• **What you will do**:
Answer these questions from the agreement-to-serve clause below.
(a) In what capacity does Indemnitee agree to serve?
(b) According to the clause, when may Indemnitee resign from a position?
(c) What is the Company's ability to terminate Indemnitee's employment or agency made subject to?

• **Text shown**:
· · · ·
Agreement To Serve . Indemnitee agrees to serve and/or
continue to serve as an agent of the Company, at its will (or under
separate agreement, if such agreement exists), in the capacity
Indemnitee currently serves as an agent of the Company; provided,
however, that nothing contained in this Agreement is intended to or
shall (i) restrict the ability of Indemnitee to resign at any time
and for any reason from any current or future position or
positions, (ii) create any right to continued employment of
Indemnitee in any current or future position or positions, or (iii)
restrict the ability of the Company to terminate the employment or
agency of Indemnitee at any time and for any reason (subject to
compliance with the terms of any employment or other applicable
agreement to which the Company (or any of its Subsidiaries) and
Indemnitee are parties).
3.
· · · ·
• **Records provided**:

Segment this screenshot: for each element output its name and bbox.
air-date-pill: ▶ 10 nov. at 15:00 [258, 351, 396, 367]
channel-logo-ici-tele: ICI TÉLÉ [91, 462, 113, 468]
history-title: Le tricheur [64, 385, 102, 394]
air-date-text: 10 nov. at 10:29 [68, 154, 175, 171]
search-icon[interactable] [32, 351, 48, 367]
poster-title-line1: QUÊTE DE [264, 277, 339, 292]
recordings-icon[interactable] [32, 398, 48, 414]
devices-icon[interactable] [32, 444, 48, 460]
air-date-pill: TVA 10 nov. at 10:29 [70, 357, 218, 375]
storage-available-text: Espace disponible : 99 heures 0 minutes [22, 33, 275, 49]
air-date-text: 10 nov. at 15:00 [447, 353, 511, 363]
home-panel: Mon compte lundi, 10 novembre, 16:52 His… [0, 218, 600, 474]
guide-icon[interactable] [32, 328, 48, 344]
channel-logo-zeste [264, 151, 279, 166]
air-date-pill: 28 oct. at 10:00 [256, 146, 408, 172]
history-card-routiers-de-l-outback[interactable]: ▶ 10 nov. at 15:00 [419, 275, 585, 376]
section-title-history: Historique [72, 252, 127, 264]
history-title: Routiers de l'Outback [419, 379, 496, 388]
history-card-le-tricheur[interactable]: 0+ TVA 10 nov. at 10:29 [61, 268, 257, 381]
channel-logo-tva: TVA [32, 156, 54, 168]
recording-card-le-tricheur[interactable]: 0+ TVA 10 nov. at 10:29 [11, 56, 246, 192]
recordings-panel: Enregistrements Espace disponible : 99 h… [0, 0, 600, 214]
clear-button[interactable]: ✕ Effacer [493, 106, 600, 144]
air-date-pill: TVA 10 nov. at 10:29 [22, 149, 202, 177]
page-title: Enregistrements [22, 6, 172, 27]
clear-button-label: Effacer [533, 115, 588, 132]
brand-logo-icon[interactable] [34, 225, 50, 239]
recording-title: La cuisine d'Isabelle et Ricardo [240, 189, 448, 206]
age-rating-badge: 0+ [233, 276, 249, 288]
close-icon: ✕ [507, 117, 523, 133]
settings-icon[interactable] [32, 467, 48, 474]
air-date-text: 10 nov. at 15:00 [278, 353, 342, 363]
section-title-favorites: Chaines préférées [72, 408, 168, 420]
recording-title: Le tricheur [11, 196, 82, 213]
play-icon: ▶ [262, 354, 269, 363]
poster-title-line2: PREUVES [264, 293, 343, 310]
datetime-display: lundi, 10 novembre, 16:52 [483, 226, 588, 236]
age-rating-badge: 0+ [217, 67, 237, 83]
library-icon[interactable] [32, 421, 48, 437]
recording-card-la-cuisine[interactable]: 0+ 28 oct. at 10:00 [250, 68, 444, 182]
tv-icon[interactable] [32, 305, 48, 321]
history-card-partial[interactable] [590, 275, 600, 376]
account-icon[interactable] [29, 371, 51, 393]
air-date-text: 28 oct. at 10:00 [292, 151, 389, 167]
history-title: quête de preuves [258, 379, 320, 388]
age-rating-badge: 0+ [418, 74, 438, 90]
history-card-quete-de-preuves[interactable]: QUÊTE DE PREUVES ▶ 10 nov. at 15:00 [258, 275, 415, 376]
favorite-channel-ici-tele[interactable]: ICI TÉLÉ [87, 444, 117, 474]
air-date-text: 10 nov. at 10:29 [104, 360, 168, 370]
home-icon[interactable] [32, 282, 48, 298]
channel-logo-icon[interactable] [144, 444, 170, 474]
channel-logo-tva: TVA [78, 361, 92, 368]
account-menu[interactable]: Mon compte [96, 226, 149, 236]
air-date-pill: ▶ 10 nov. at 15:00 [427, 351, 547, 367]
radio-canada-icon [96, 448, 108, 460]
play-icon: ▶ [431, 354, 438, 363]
· · · ·
• **Exercise result**:
(a) Indemnitee agrees to serve as an agent of the Company in the capacity in which Indemnitee currently serves.
(b) Indemnitee may resign at any time and for any reason.
(c) It is subject to compliance with the terms of any employment or other applicable agreement to which the Company (or any of its Subsidiaries) and Indemnitee are parties.